Challenge – Count lines with the string "JSON" in them. State the number alone.

Supplied entries –

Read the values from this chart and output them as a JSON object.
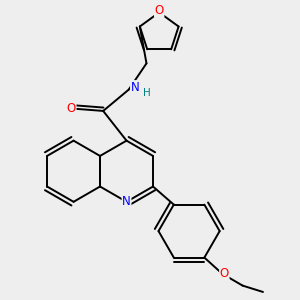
{
  "background_color": "#eeeeee",
  "bond_color": "#000000",
  "bond_width": 1.4,
  "atom_colors": {
    "O": "#ff0000",
    "N": "#0000ff",
    "H": "#008080"
  },
  "font_size": 7.5,
  "figsize": [
    3.0,
    3.0
  ],
  "dpi": 100
}
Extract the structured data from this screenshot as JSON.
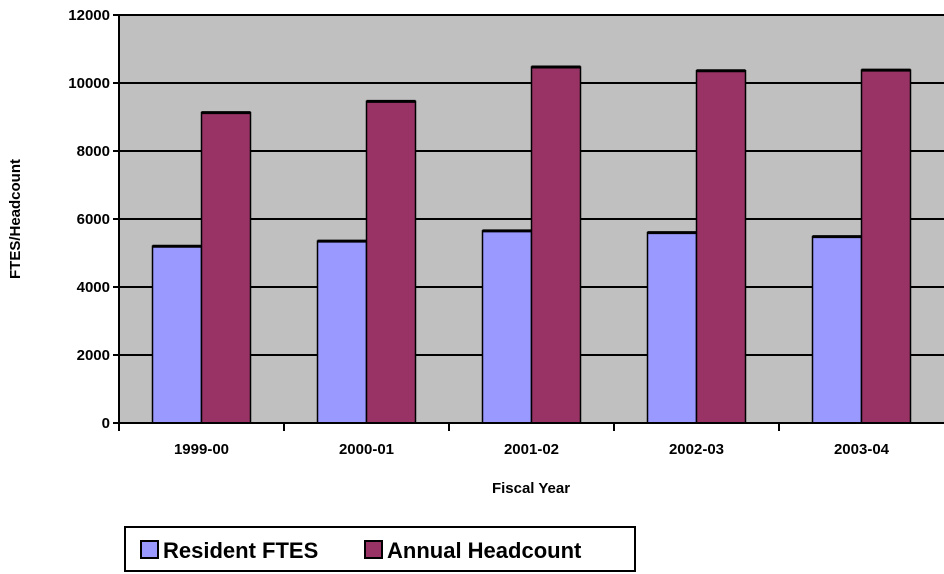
{
  "chart_data": {
    "type": "bar",
    "categories": [
      "1999-00",
      "2000-01",
      "2001-02",
      "2002-03",
      "2003-04"
    ],
    "series": [
      {
        "name": "Resident FTES",
        "values": [
          5200,
          5350,
          5650,
          5600,
          5480
        ],
        "color": "#9999ff"
      },
      {
        "name": "Annual Headcount",
        "values": [
          9130,
          9460,
          10470,
          10360,
          10380
        ],
        "color": "#993366"
      }
    ],
    "xlabel": "Fiscal Year",
    "ylabel": "FTES/Headcount",
    "ylim": [
      0,
      12000
    ],
    "yticks": [
      0,
      2000,
      4000,
      6000,
      8000,
      10000,
      12000
    ],
    "grid": true,
    "plot_background": "#c0c0c0",
    "legend_position": "bottom-left"
  }
}
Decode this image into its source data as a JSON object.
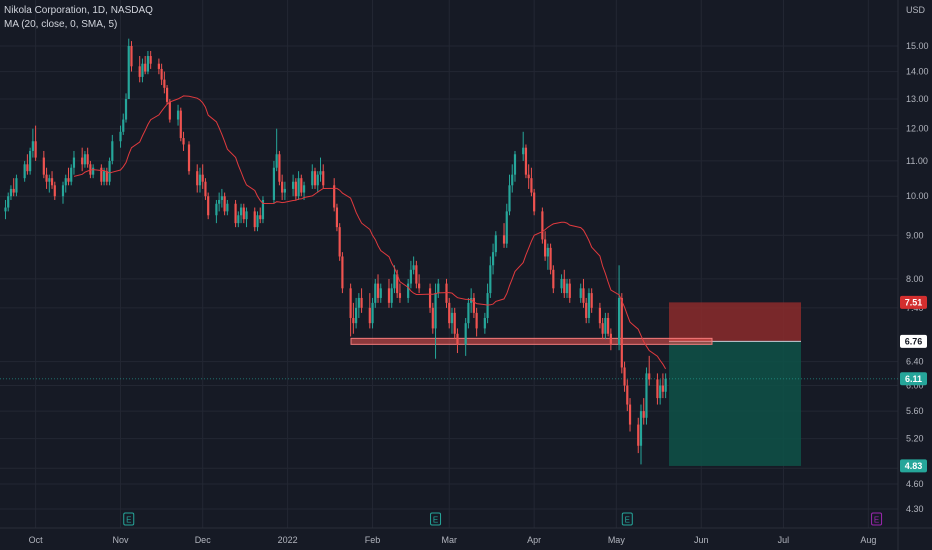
{
  "legend": {
    "title": "Nikola Corporation, 1D, NASDAQ",
    "indicator": "MA (20, close, 0, SMA, 5)"
  },
  "currency": "USD",
  "colors": {
    "background": "#161a25",
    "up": "#26a69a",
    "down": "#ef5350",
    "ma": "#e03a3e",
    "grid": "#232733",
    "stop_zone": "#8b2b2b",
    "target_zone": "#0e5248",
    "earnings": "#26a69a",
    "earnings_future": "#9c27b0"
  },
  "chart_data": {
    "type": "candlestick",
    "y_axis": {
      "scale": "log",
      "ticks": [
        "15.00",
        "14.00",
        "13.00",
        "12.00",
        "11.00",
        "10.00",
        "9.00",
        "8.00",
        "7.40",
        "6.40",
        "6.00",
        "5.60",
        "5.20",
        "4.80",
        "4.60",
        "4.30"
      ]
    },
    "x_axis": {
      "start": "2021-09-18",
      "end": "2022-08-10",
      "ticks": [
        {
          "label": "Oct",
          "date": "2021-10-01"
        },
        {
          "label": "Nov",
          "date": "2021-11-01"
        },
        {
          "label": "Dec",
          "date": "2021-12-01"
        },
        {
          "label": "2022",
          "date": "2022-01-01"
        },
        {
          "label": "Feb",
          "date": "2022-02-01"
        },
        {
          "label": "Mar",
          "date": "2022-03-01"
        },
        {
          "label": "Apr",
          "date": "2022-04-01"
        },
        {
          "label": "May",
          "date": "2022-05-01"
        },
        {
          "label": "Jun",
          "date": "2022-06-01"
        },
        {
          "label": "Jul",
          "date": "2022-07-01"
        },
        {
          "label": "Aug",
          "date": "2022-08-01"
        }
      ]
    },
    "candles": [
      [
        "2021-09-20",
        9.6,
        9.9,
        9.4,
        9.7
      ],
      [
        "2021-09-21",
        9.7,
        10.1,
        9.6,
        10.0
      ],
      [
        "2021-09-22",
        10.0,
        10.3,
        9.9,
        10.2
      ],
      [
        "2021-09-23",
        10.2,
        10.5,
        10.0,
        10.1
      ],
      [
        "2021-09-24",
        10.1,
        10.6,
        10.0,
        10.5
      ],
      [
        "2021-09-27",
        10.5,
        11.0,
        10.4,
        10.9
      ],
      [
        "2021-09-28",
        10.9,
        11.2,
        10.6,
        10.7
      ],
      [
        "2021-09-29",
        10.7,
        11.4,
        10.6,
        11.3
      ],
      [
        "2021-09-30",
        11.3,
        12.0,
        11.1,
        11.6
      ],
      [
        "2021-10-01",
        11.6,
        12.1,
        11.0,
        11.1
      ],
      [
        "2021-10-04",
        11.1,
        11.3,
        10.5,
        10.6
      ],
      [
        "2021-10-05",
        10.6,
        10.8,
        10.2,
        10.4
      ],
      [
        "2021-10-06",
        10.4,
        10.6,
        10.1,
        10.5
      ],
      [
        "2021-10-07",
        10.5,
        10.7,
        10.2,
        10.3
      ],
      [
        "2021-10-08",
        10.3,
        10.4,
        9.9,
        10.0
      ],
      [
        "2021-10-11",
        10.0,
        10.4,
        9.8,
        10.3
      ],
      [
        "2021-10-12",
        10.3,
        10.6,
        10.1,
        10.5
      ],
      [
        "2021-10-13",
        10.5,
        10.8,
        10.3,
        10.4
      ],
      [
        "2021-10-14",
        10.4,
        10.9,
        10.3,
        10.8
      ],
      [
        "2021-10-15",
        10.8,
        11.3,
        10.6,
        11.1
      ],
      [
        "2021-10-18",
        11.1,
        11.4,
        10.7,
        10.9
      ],
      [
        "2021-10-19",
        10.9,
        11.3,
        10.8,
        11.2
      ],
      [
        "2021-10-20",
        11.2,
        11.4,
        10.8,
        10.9
      ],
      [
        "2021-10-21",
        10.9,
        11.0,
        10.5,
        10.6
      ],
      [
        "2021-10-22",
        10.6,
        10.9,
        10.5,
        10.8
      ],
      [
        "2021-10-25",
        10.8,
        10.9,
        10.3,
        10.4
      ],
      [
        "2021-10-26",
        10.4,
        10.8,
        10.3,
        10.7
      ],
      [
        "2021-10-27",
        10.7,
        10.8,
        10.3,
        10.4
      ],
      [
        "2021-10-28",
        10.4,
        11.1,
        10.3,
        11.0
      ],
      [
        "2021-10-29",
        11.0,
        11.8,
        10.9,
        11.6
      ],
      [
        "2021-11-01",
        11.6,
        12.1,
        11.4,
        11.9
      ],
      [
        "2021-11-02",
        11.9,
        12.5,
        11.8,
        12.3
      ],
      [
        "2021-11-03",
        12.3,
        13.2,
        12.2,
        13.0
      ],
      [
        "2021-11-04",
        13.0,
        15.3,
        13.0,
        15.0
      ],
      [
        "2021-11-05",
        15.0,
        15.2,
        14.0,
        14.2
      ],
      [
        "2021-11-08",
        14.2,
        14.6,
        13.6,
        13.8
      ],
      [
        "2021-11-09",
        13.8,
        14.5,
        13.6,
        14.3
      ],
      [
        "2021-11-10",
        14.3,
        14.6,
        13.9,
        14.0
      ],
      [
        "2021-11-11",
        14.0,
        14.8,
        13.9,
        14.6
      ],
      [
        "2021-11-12",
        14.6,
        14.8,
        14.1,
        14.3
      ],
      [
        "2021-11-15",
        14.3,
        14.5,
        13.9,
        14.1
      ],
      [
        "2021-11-16",
        14.1,
        14.3,
        13.5,
        13.7
      ],
      [
        "2021-11-17",
        13.7,
        14.0,
        13.2,
        13.4
      ],
      [
        "2021-11-18",
        13.4,
        13.5,
        12.8,
        12.9
      ],
      [
        "2021-11-19",
        12.9,
        13.0,
        12.2,
        12.3
      ],
      [
        "2021-11-22",
        12.3,
        12.8,
        12.1,
        12.6
      ],
      [
        "2021-11-23",
        12.6,
        12.7,
        11.6,
        11.7
      ],
      [
        "2021-11-24",
        11.7,
        11.9,
        11.3,
        11.5
      ],
      [
        "2021-11-26",
        11.5,
        11.6,
        10.6,
        10.7
      ],
      [
        "2021-11-29",
        10.7,
        10.9,
        10.1,
        10.3
      ],
      [
        "2021-11-30",
        10.3,
        10.8,
        10.1,
        10.6
      ],
      [
        "2021-12-01",
        10.6,
        10.9,
        10.2,
        10.4
      ],
      [
        "2021-12-02",
        10.4,
        10.5,
        9.9,
        10.0
      ],
      [
        "2021-12-03",
        10.0,
        10.1,
        9.4,
        9.5
      ],
      [
        "2021-12-06",
        9.5,
        9.9,
        9.3,
        9.8
      ],
      [
        "2021-12-07",
        9.8,
        10.1,
        9.6,
        9.9
      ],
      [
        "2021-12-08",
        9.9,
        10.2,
        9.7,
        10.0
      ],
      [
        "2021-12-09",
        10.0,
        10.1,
        9.5,
        9.6
      ],
      [
        "2021-12-10",
        9.6,
        9.9,
        9.5,
        9.8
      ],
      [
        "2021-12-13",
        9.8,
        9.9,
        9.2,
        9.3
      ],
      [
        "2021-12-14",
        9.3,
        9.6,
        9.2,
        9.5
      ],
      [
        "2021-12-15",
        9.5,
        9.8,
        9.3,
        9.7
      ],
      [
        "2021-12-16",
        9.7,
        9.8,
        9.3,
        9.4
      ],
      [
        "2021-12-17",
        9.4,
        9.7,
        9.2,
        9.6
      ],
      [
        "2021-12-20",
        9.6,
        9.7,
        9.1,
        9.2
      ],
      [
        "2021-12-21",
        9.2,
        9.6,
        9.1,
        9.5
      ],
      [
        "2021-12-22",
        9.5,
        9.7,
        9.3,
        9.4
      ],
      [
        "2021-12-23",
        9.4,
        10.0,
        9.3,
        9.9
      ],
      [
        "2021-12-27",
        9.9,
        11.0,
        9.8,
        10.8
      ],
      [
        "2021-12-28",
        10.8,
        12.0,
        10.7,
        11.2
      ],
      [
        "2021-12-29",
        11.2,
        11.3,
        10.3,
        10.4
      ],
      [
        "2021-12-30",
        10.4,
        10.6,
        9.9,
        10.1
      ],
      [
        "2021-12-31",
        10.1,
        10.4,
        9.9,
        10.2
      ],
      [
        "2022-01-03",
        10.2,
        10.6,
        10.0,
        10.4
      ],
      [
        "2022-01-04",
        10.4,
        10.5,
        9.9,
        10.0
      ],
      [
        "2022-01-05",
        10.0,
        10.7,
        9.9,
        10.5
      ],
      [
        "2022-01-06",
        10.5,
        10.6,
        10.0,
        10.1
      ],
      [
        "2022-01-07",
        10.1,
        10.4,
        9.9,
        10.3
      ],
      [
        "2022-01-10",
        10.3,
        10.9,
        10.2,
        10.7
      ],
      [
        "2022-01-11",
        10.7,
        10.8,
        10.2,
        10.3
      ],
      [
        "2022-01-12",
        10.3,
        10.7,
        10.1,
        10.6
      ],
      [
        "2022-01-13",
        10.6,
        11.1,
        10.4,
        10.7
      ],
      [
        "2022-01-14",
        10.7,
        10.9,
        10.2,
        10.3
      ],
      [
        "2022-01-18",
        10.3,
        10.5,
        9.6,
        9.7
      ],
      [
        "2022-01-19",
        9.7,
        9.8,
        9.1,
        9.2
      ],
      [
        "2022-01-20",
        9.2,
        9.3,
        8.4,
        8.5
      ],
      [
        "2022-01-21",
        8.5,
        8.6,
        7.7,
        7.8
      ],
      [
        "2022-01-24",
        7.8,
        7.9,
        6.85,
        7.2
      ],
      [
        "2022-01-25",
        7.2,
        7.5,
        6.9,
        7.1
      ],
      [
        "2022-01-26",
        7.1,
        7.6,
        7.0,
        7.4
      ],
      [
        "2022-01-27",
        7.4,
        7.7,
        7.2,
        7.6
      ],
      [
        "2022-01-28",
        7.6,
        7.8,
        7.3,
        7.4
      ],
      [
        "2022-01-31",
        7.4,
        7.7,
        7.0,
        7.1
      ],
      [
        "2022-02-01",
        7.1,
        7.6,
        7.0,
        7.5
      ],
      [
        "2022-02-02",
        7.5,
        8.0,
        7.4,
        7.9
      ],
      [
        "2022-02-03",
        7.9,
        8.1,
        7.5,
        7.6
      ],
      [
        "2022-02-04",
        7.6,
        7.9,
        7.5,
        7.8
      ],
      [
        "2022-02-07",
        7.8,
        8.0,
        7.4,
        7.5
      ],
      [
        "2022-02-08",
        7.5,
        7.9,
        7.4,
        7.8
      ],
      [
        "2022-02-09",
        7.8,
        8.3,
        7.7,
        8.1
      ],
      [
        "2022-02-10",
        8.1,
        8.2,
        7.6,
        7.7
      ],
      [
        "2022-02-11",
        7.7,
        7.9,
        7.5,
        7.6
      ],
      [
        "2022-02-14",
        7.6,
        8.0,
        7.5,
        7.9
      ],
      [
        "2022-02-15",
        7.9,
        8.4,
        7.8,
        8.2
      ],
      [
        "2022-02-16",
        8.2,
        8.5,
        8.1,
        8.3
      ],
      [
        "2022-02-17",
        8.3,
        8.4,
        7.8,
        7.9
      ],
      [
        "2022-02-18",
        7.9,
        8.1,
        7.7,
        7.8
      ],
      [
        "2022-02-22",
        7.8,
        7.9,
        7.3,
        7.4
      ],
      [
        "2022-02-23",
        7.4,
        7.5,
        6.9,
        7.0
      ],
      [
        "2022-02-24",
        7.0,
        7.9,
        6.45,
        7.7
      ],
      [
        "2022-02-25",
        7.7,
        8.0,
        7.6,
        7.9
      ],
      [
        "2022-02-28",
        7.9,
        8.0,
        7.4,
        7.5
      ],
      [
        "2022-03-01",
        7.5,
        7.6,
        7.0,
        7.1
      ],
      [
        "2022-03-02",
        7.1,
        7.4,
        6.9,
        7.3
      ],
      [
        "2022-03-03",
        7.3,
        7.4,
        6.8,
        6.9
      ],
      [
        "2022-03-04",
        6.9,
        7.0,
        6.55,
        6.7
      ],
      [
        "2022-03-07",
        6.7,
        7.2,
        6.5,
        7.1
      ],
      [
        "2022-03-08",
        7.1,
        7.6,
        7.0,
        7.5
      ],
      [
        "2022-03-09",
        7.5,
        7.8,
        7.3,
        7.6
      ],
      [
        "2022-03-10",
        7.6,
        7.7,
        7.2,
        7.3
      ],
      [
        "2022-03-11",
        7.3,
        7.4,
        6.85,
        7.0
      ],
      [
        "2022-03-14",
        7.0,
        7.3,
        6.9,
        7.2
      ],
      [
        "2022-03-15",
        7.2,
        7.9,
        7.1,
        7.7
      ],
      [
        "2022-03-16",
        7.7,
        8.5,
        7.6,
        8.3
      ],
      [
        "2022-03-17",
        8.3,
        8.8,
        8.1,
        8.6
      ],
      [
        "2022-03-18",
        8.6,
        9.1,
        8.5,
        9.0
      ],
      [
        "2022-03-21",
        9.0,
        9.3,
        8.7,
        8.8
      ],
      [
        "2022-03-22",
        8.8,
        9.8,
        8.7,
        9.6
      ],
      [
        "2022-03-23",
        9.6,
        10.6,
        9.5,
        10.3
      ],
      [
        "2022-03-24",
        10.3,
        10.9,
        10.1,
        10.6
      ],
      [
        "2022-03-25",
        10.6,
        11.3,
        10.4,
        11.2
      ],
      [
        "2022-03-28",
        11.2,
        11.9,
        11.0,
        11.4
      ],
      [
        "2022-03-29",
        11.4,
        11.5,
        10.5,
        10.6
      ],
      [
        "2022-03-30",
        10.6,
        10.9,
        10.2,
        10.5
      ],
      [
        "2022-03-31",
        10.5,
        10.8,
        10.0,
        10.1
      ],
      [
        "2022-04-01",
        10.1,
        10.2,
        9.5,
        9.6
      ],
      [
        "2022-04-04",
        9.6,
        9.7,
        8.8,
        8.9
      ],
      [
        "2022-04-05",
        8.9,
        9.1,
        8.4,
        8.5
      ],
      [
        "2022-04-06",
        8.5,
        8.8,
        8.2,
        8.7
      ],
      [
        "2022-04-07",
        8.7,
        8.8,
        8.1,
        8.2
      ],
      [
        "2022-04-08",
        8.2,
        8.3,
        7.7,
        7.8
      ],
      [
        "2022-04-11",
        7.8,
        8.1,
        7.7,
        8.0
      ],
      [
        "2022-04-12",
        8.0,
        8.2,
        7.6,
        7.7
      ],
      [
        "2022-04-13",
        7.7,
        8.0,
        7.6,
        7.9
      ],
      [
        "2022-04-14",
        7.9,
        8.0,
        7.5,
        7.6
      ],
      [
        "2022-04-18",
        7.6,
        7.9,
        7.5,
        7.8
      ],
      [
        "2022-04-19",
        7.8,
        8.0,
        7.4,
        7.5
      ],
      [
        "2022-04-20",
        7.5,
        7.6,
        7.1,
        7.2
      ],
      [
        "2022-04-21",
        7.2,
        7.8,
        7.1,
        7.7
      ],
      [
        "2022-04-22",
        7.7,
        7.8,
        7.3,
        7.4
      ],
      [
        "2022-04-25",
        7.4,
        7.5,
        7.0,
        7.1
      ],
      [
        "2022-04-26",
        7.1,
        7.2,
        6.8,
        6.9
      ],
      [
        "2022-04-27",
        6.9,
        7.3,
        6.8,
        7.2
      ],
      [
        "2022-04-28",
        7.2,
        7.3,
        6.85,
        6.9
      ],
      [
        "2022-04-29",
        6.9,
        7.0,
        6.6,
        6.7
      ],
      [
        "2022-05-02",
        6.7,
        8.3,
        6.6,
        7.6
      ],
      [
        "2022-05-03",
        7.6,
        7.7,
        6.2,
        6.3
      ],
      [
        "2022-05-04",
        6.3,
        6.4,
        5.9,
        6.0
      ],
      [
        "2022-05-05",
        6.0,
        6.1,
        5.6,
        5.7
      ],
      [
        "2022-05-06",
        5.7,
        5.8,
        5.3,
        5.4
      ],
      [
        "2022-05-09",
        5.4,
        5.5,
        5.0,
        5.1
      ],
      [
        "2022-05-10",
        5.1,
        5.7,
        4.85,
        5.6
      ],
      [
        "2022-05-11",
        5.6,
        5.8,
        5.4,
        5.5
      ],
      [
        "2022-05-12",
        5.5,
        6.3,
        5.4,
        6.2
      ],
      [
        "2022-05-13",
        6.2,
        6.5,
        6.0,
        6.1
      ],
      [
        "2022-05-16",
        6.1,
        6.2,
        5.7,
        5.8
      ],
      [
        "2022-05-17",
        5.8,
        6.1,
        5.7,
        6.0
      ],
      [
        "2022-05-18",
        6.0,
        6.2,
        5.8,
        5.9
      ],
      [
        "2022-05-19",
        5.9,
        6.2,
        5.8,
        6.11
      ]
    ],
    "ma_period": 20,
    "horizontal_level": 6.76,
    "position": {
      "entry": 6.76,
      "stop": 7.51,
      "target": 4.83
    },
    "current_price": 6.11,
    "price_tags": [
      "7.51",
      "6.76",
      "6.11",
      "4.83"
    ],
    "earnings_markers": [
      {
        "date": "2021-11-04",
        "label": "E",
        "future": false
      },
      {
        "date": "2022-02-24",
        "label": "E",
        "future": false
      },
      {
        "date": "2022-05-05",
        "label": "E",
        "future": false
      },
      {
        "date": "2022-08-04",
        "label": "E",
        "future": true
      }
    ]
  }
}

Exercise solution – 3